··· Extracted data
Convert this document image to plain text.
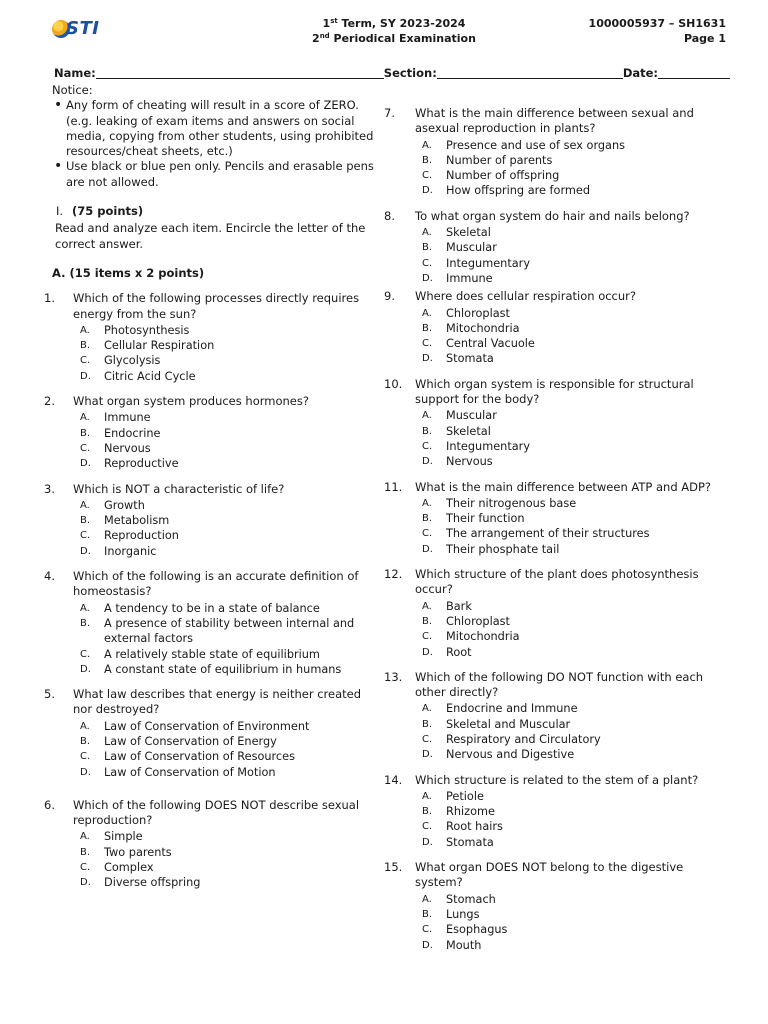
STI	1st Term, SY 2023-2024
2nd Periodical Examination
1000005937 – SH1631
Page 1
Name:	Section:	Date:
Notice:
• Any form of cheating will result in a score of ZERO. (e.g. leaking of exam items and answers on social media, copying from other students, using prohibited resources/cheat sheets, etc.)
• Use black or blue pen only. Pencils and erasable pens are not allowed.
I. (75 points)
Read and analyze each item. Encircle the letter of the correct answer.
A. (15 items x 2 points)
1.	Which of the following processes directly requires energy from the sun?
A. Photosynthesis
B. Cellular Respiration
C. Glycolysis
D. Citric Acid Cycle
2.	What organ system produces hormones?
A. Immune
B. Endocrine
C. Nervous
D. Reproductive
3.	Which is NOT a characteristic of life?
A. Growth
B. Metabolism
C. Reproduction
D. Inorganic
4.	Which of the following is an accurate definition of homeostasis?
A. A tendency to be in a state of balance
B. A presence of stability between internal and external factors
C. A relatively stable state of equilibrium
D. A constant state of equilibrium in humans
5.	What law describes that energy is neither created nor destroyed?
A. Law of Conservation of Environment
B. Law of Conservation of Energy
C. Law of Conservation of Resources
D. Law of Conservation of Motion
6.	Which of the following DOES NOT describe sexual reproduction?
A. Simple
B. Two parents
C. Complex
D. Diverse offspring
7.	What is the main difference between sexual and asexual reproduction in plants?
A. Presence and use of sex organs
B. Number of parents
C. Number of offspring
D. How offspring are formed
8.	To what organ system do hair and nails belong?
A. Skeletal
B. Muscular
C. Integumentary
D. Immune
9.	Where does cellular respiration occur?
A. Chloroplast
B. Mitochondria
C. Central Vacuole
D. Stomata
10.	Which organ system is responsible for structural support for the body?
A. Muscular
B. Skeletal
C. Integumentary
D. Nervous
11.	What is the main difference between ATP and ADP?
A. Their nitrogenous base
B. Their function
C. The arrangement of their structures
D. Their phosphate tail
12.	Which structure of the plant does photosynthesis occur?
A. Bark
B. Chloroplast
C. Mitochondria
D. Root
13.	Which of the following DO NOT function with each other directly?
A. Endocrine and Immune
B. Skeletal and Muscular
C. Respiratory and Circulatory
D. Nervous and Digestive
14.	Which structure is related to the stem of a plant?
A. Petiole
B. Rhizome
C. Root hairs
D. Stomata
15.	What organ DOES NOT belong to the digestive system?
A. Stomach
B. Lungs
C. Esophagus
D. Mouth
······
◆ **What is expected**
Scan the material above for the string "offspring" and report each line where you find it.

◆ **Response below**
D. Diverse offspring
C. Number of offspring
D. How offspring are formed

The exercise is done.